AIM OF THE EXERCISE
Scan the listing below and copy every line holding "GOVERNO".
── INFORMATION SUPPLIED
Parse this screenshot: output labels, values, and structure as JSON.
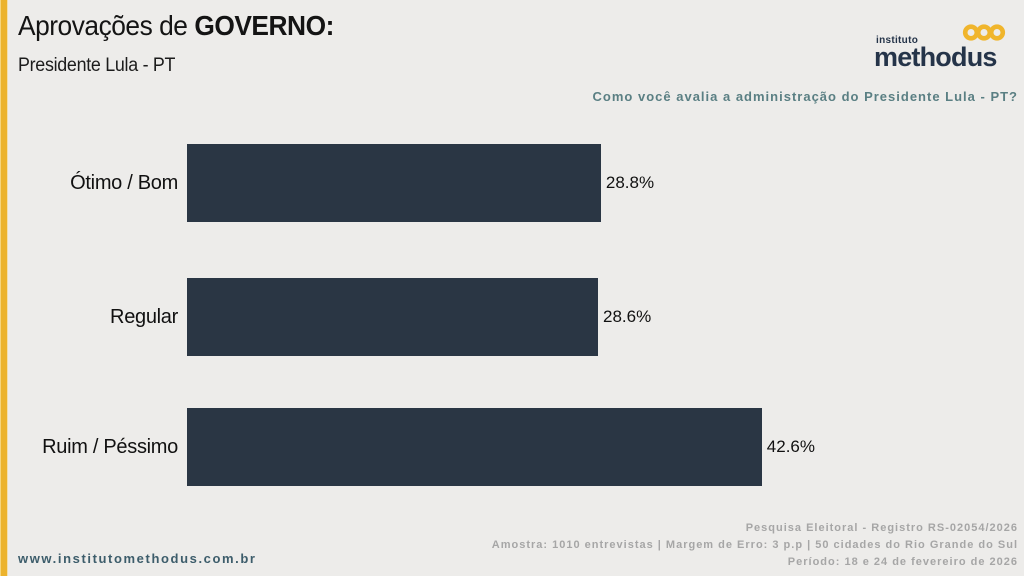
{
  "header": {
    "title_regular": "Aprovações de ",
    "title_bold": "GOVERNO:",
    "subtitle": "Presidente Lula - PT"
  },
  "logo": {
    "top_word": "instituto",
    "name": "methodus",
    "icon": "three-rings-icon",
    "navy": "#253449",
    "yellow": "#f0b52c"
  },
  "question": "Como você avalia a administração do Presidente Lula - PT?",
  "chart_data": {
    "type": "bar",
    "orientation": "horizontal",
    "title": "Aprovações de GOVERNO: Presidente Lula - PT",
    "categories": [
      "Ótimo / Bom",
      "Regular",
      "Ruim / Péssimo"
    ],
    "values": [
      28.8,
      28.6,
      42.6
    ],
    "value_labels": [
      "28.8%",
      "28.6%",
      "42.6%"
    ],
    "xlim": [
      0,
      43.7
    ],
    "bar_color": "#2a3644",
    "grid": false,
    "legend": false
  },
  "footer": {
    "website": "www.institutomethodus.com.br",
    "registry_line": "Pesquisa Eleitoral - Registro RS-02054/2026",
    "sample_line": "Amostra: 1010 entrevistas | Margem de Erro: 3 p.p | 50 cidades do Rio Grande do Sul",
    "period_line": "Período: 18 e 24 de fevereiro de 2026"
  },
  "colors": {
    "background": "#edecea",
    "accent_stripe": "#ecb32d",
    "question_text": "#5a7f83",
    "footer_gray": "#a6a6a6",
    "website_text": "#3d5d6b"
  }
}
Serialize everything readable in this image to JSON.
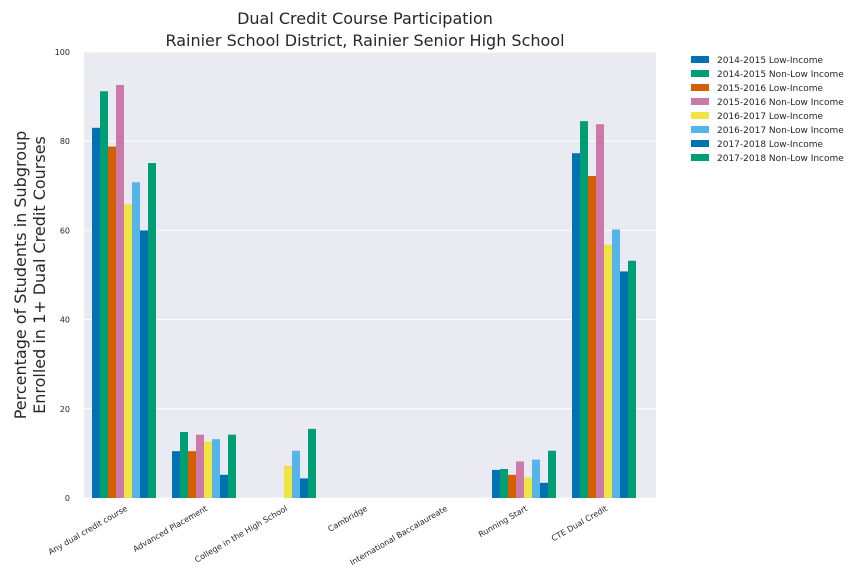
{
  "chart_data": {
    "type": "bar",
    "title": [
      "Dual Credit Course Participation",
      "Rainier School District, Rainier Senior High School"
    ],
    "ylabel": [
      "Percentage of Students in Subgroup",
      "Enrolled in 1+ Dual Credit Courses"
    ],
    "xlabel": "",
    "ylim": [
      0,
      100
    ],
    "yticks": [
      "0",
      "20",
      "40",
      "60",
      "80",
      "100"
    ],
    "grid": true,
    "legend_position": "outside-top-right",
    "categories": [
      "Any dual credit course",
      "Advanced Placement",
      "College in the High School",
      "Cambridge",
      "International Baccalaureate",
      "Running Start",
      "CTE Dual Credit"
    ],
    "series": [
      {
        "name": "2014-2015 Low-Income",
        "color": "#0072b2",
        "values": [
          83,
          10.5,
          null,
          null,
          null,
          6.3,
          77.3
        ]
      },
      {
        "name": "2014-2015 Non-Low Income",
        "color": "#009e73",
        "values": [
          91.2,
          14.8,
          null,
          null,
          null,
          6.5,
          84.5
        ]
      },
      {
        "name": "2015-2016 Low-Income",
        "color": "#d55e00",
        "values": [
          78.8,
          10.5,
          null,
          null,
          null,
          5.2,
          72.2
        ]
      },
      {
        "name": "2015-2016 Non-Low Income",
        "color": "#cc79a7",
        "values": [
          92.6,
          14.2,
          null,
          null,
          null,
          8.2,
          83.8
        ]
      },
      {
        "name": "2016-2017 Low-Income",
        "color": "#f0e442",
        "values": [
          65.8,
          12.6,
          7.2,
          null,
          null,
          4.6,
          56.8
        ]
      },
      {
        "name": "2016-2017 Non-Low Income",
        "color": "#56b4e9",
        "values": [
          70.8,
          13.2,
          10.6,
          null,
          null,
          8.6,
          60.2
        ]
      },
      {
        "name": "2017-2018 Low-Income",
        "color": "#0072b2",
        "values": [
          60,
          5.2,
          4.4,
          null,
          null,
          3.4,
          50.8
        ]
      },
      {
        "name": "2017-2018 Non-Low Income",
        "color": "#009e73",
        "values": [
          75.1,
          14.2,
          15.5,
          null,
          null,
          10.6,
          53.2
        ]
      }
    ]
  }
}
────
EXERCISE RESPONSE
    "title_bold": "GOVERNO:",
    "title": "Aprovações de GOVERNO: Presidente Lula - PT",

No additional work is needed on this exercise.